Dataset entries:
====================

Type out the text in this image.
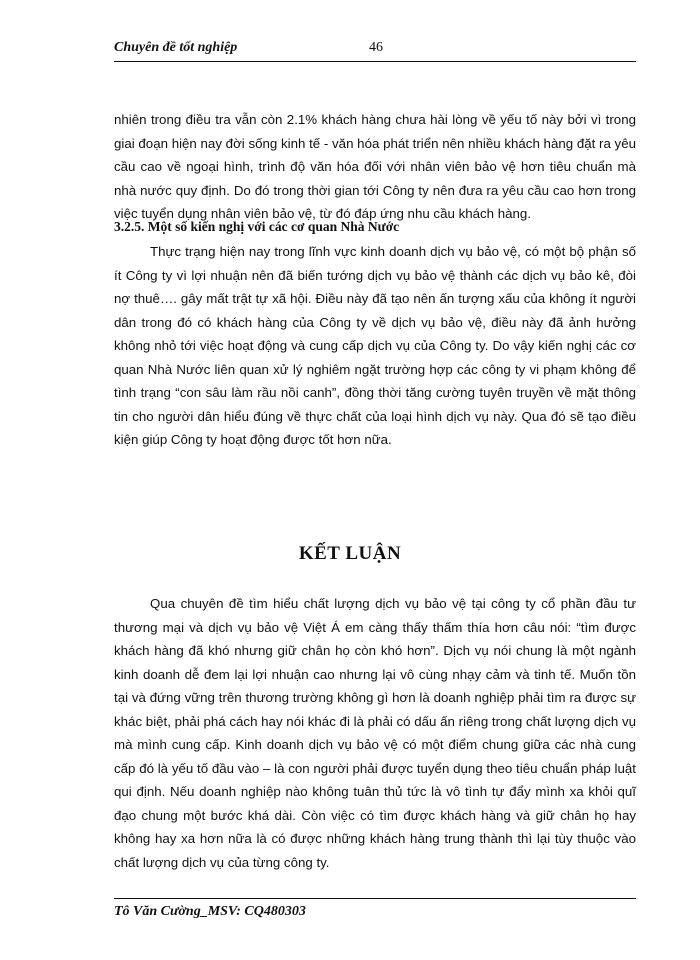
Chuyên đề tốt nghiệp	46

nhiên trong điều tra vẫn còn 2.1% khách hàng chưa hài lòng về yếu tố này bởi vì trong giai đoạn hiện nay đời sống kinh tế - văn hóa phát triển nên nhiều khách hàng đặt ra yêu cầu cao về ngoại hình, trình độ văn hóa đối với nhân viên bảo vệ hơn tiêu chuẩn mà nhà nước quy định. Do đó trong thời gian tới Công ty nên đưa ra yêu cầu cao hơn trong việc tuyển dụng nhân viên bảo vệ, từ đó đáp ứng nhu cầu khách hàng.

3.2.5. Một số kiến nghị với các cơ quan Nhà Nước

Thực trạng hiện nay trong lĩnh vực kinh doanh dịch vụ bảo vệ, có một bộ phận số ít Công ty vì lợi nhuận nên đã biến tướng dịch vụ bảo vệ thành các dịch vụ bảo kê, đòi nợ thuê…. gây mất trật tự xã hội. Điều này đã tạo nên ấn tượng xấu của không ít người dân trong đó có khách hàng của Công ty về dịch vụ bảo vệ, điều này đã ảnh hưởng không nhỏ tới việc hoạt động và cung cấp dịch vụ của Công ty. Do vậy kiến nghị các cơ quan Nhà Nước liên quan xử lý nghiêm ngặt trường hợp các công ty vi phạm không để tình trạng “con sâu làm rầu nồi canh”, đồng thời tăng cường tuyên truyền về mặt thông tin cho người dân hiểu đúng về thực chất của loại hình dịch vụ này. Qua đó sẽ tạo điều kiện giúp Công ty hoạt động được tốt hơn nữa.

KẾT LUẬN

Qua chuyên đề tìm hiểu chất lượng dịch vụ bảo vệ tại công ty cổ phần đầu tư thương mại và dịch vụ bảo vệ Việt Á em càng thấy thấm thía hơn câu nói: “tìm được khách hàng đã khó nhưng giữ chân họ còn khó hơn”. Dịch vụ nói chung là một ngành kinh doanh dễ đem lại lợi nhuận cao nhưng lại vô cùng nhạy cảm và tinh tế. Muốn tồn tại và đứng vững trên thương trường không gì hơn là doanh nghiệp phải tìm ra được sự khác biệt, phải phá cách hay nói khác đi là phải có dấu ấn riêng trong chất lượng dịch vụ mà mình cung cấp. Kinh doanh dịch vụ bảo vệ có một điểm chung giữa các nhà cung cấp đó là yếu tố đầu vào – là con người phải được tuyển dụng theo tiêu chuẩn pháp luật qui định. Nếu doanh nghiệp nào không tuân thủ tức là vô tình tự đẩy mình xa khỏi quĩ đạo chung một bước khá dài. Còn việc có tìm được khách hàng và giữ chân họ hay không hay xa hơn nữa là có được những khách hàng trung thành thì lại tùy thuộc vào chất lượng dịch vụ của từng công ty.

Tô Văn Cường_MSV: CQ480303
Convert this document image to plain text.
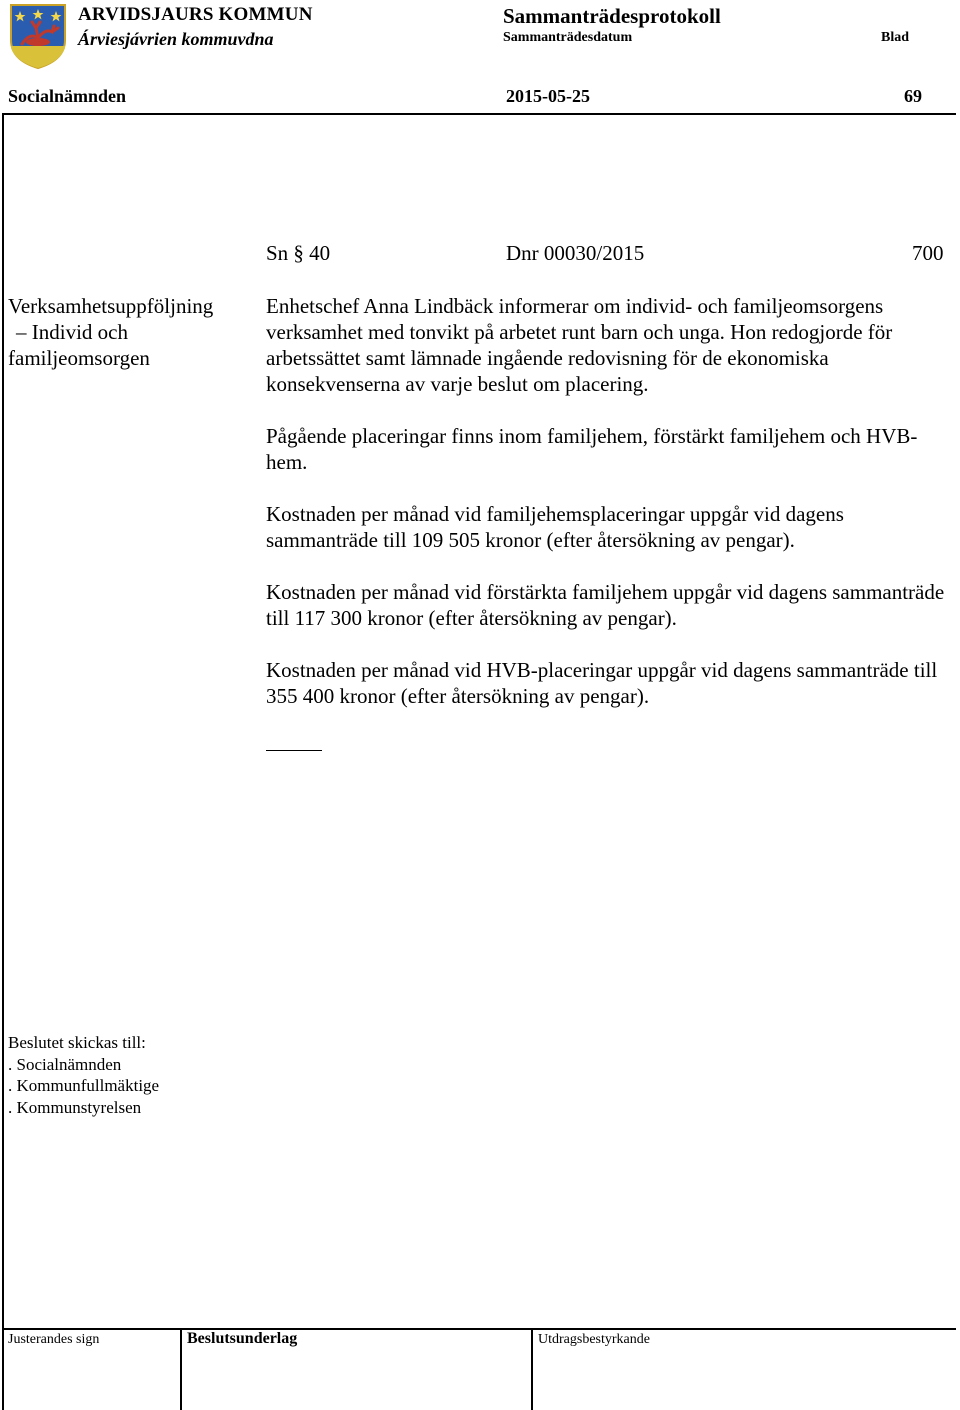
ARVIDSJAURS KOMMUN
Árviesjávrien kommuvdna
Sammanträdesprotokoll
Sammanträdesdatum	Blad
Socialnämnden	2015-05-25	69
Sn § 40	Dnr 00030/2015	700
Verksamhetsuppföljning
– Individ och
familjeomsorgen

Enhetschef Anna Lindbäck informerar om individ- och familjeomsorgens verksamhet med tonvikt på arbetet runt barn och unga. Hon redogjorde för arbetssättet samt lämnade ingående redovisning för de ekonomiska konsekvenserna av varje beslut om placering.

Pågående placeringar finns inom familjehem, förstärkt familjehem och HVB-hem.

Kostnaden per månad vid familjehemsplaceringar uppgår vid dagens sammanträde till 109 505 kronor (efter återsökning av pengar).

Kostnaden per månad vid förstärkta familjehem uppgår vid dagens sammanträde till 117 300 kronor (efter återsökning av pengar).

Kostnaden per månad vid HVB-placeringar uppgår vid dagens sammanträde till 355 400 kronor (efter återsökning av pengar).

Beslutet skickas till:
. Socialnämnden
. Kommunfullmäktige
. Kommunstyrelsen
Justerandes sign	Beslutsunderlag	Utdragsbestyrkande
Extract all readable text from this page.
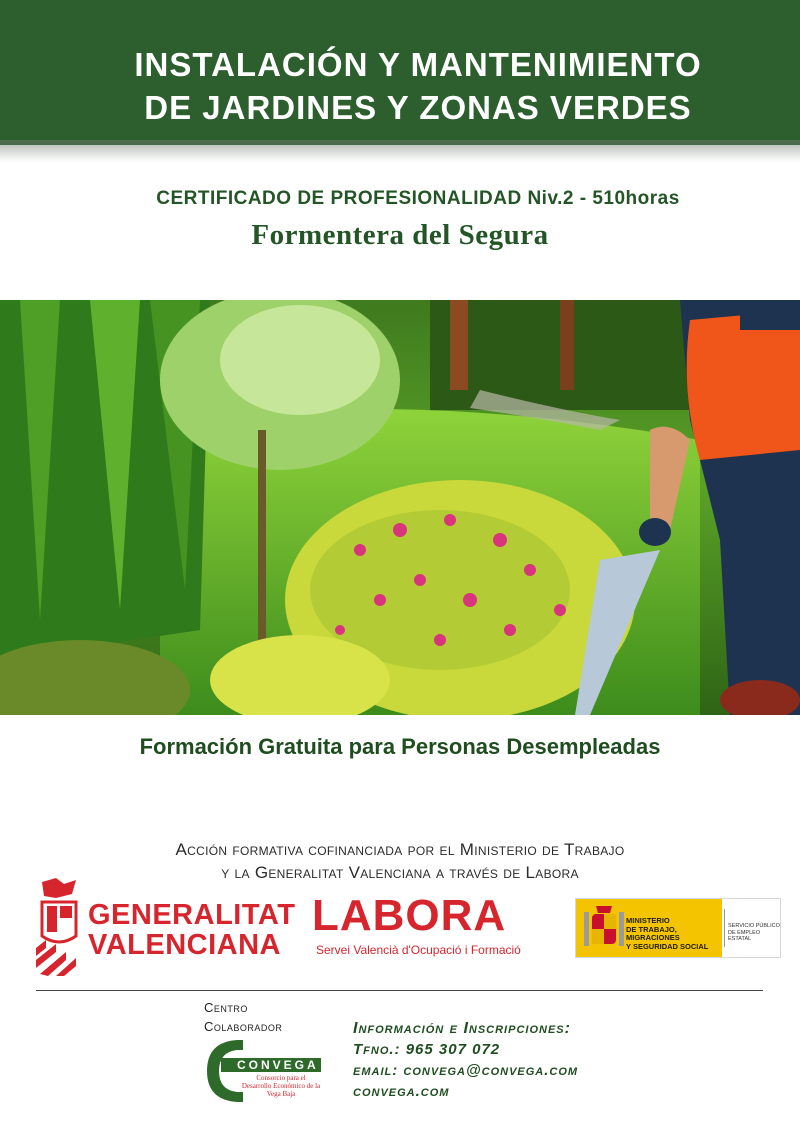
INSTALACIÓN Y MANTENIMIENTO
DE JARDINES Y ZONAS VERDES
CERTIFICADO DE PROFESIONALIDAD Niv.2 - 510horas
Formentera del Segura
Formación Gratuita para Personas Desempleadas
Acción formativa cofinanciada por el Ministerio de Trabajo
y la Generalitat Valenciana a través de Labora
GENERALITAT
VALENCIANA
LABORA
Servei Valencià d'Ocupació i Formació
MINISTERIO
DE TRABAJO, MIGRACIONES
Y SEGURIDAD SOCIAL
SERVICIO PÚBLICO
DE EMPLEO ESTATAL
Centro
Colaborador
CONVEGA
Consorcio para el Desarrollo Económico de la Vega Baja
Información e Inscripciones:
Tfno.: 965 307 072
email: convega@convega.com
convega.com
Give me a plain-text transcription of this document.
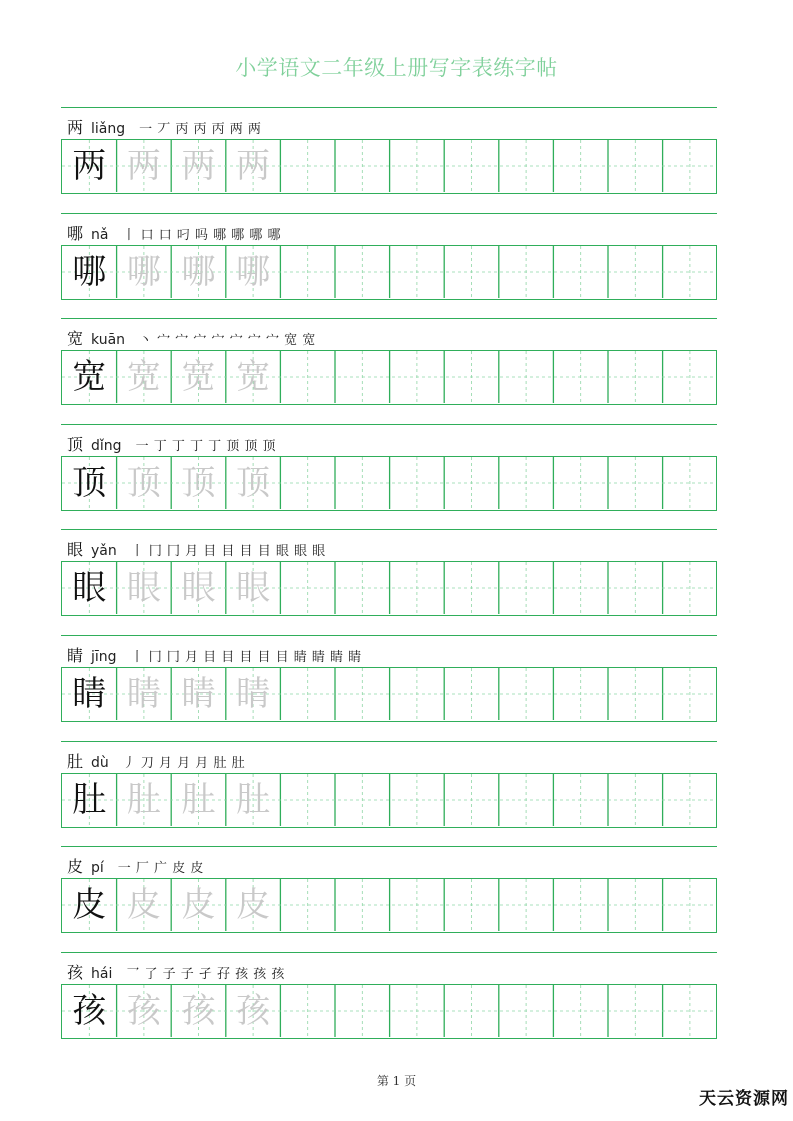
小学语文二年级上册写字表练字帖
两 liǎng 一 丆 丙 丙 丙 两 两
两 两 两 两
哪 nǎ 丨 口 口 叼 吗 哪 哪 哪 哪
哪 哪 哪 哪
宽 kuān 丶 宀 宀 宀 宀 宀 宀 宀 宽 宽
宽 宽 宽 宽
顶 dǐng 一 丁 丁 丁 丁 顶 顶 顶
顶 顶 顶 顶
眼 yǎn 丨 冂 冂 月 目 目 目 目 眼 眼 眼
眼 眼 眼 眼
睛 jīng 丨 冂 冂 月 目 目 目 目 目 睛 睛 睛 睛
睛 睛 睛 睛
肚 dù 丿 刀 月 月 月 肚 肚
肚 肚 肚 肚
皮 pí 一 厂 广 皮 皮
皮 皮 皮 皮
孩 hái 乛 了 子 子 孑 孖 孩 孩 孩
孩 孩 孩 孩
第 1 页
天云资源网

====================

▶ What is expected
Above are the records. Copy exactly, and only, the lines from the line containing "Give me a plain-text" through the last one, omitting any pictures.

▶ Answer to the problem
Give me a plain-text transcription of this document.
小学语文二年级上册写字表练字帖
两 liǎng 一 丆 丙 丙 丙 两 两
两 两 两 两
哪 nǎ 丨 口 口 叼 吗 哪 哪 哪 哪
哪 哪 哪 哪
宽 kuān 丶 宀 宀 宀 宀 宀 宀 宀 宽 宽
宽 宽 宽 宽
顶 dǐng 一 丁 丁 丁 丁 顶 顶 顶
顶 顶 顶 顶
眼 yǎn 丨 冂 冂 月 目 目 目 目 眼 眼 眼
眼 眼 眼 眼
睛 jīng 丨 冂 冂 月 目 目 目 目 目 睛 睛 睛 睛
睛 睛 睛 睛
肚 dù 丿 刀 月 月 月 肚 肚
肚 肚 肚 肚
皮 pí 一 厂 广 皮 皮
皮 皮 皮 皮
孩 hái 乛 了 子 子 孑 孖 孩 孩 孩
孩 孩 孩 孩
第 1 页
天云资源网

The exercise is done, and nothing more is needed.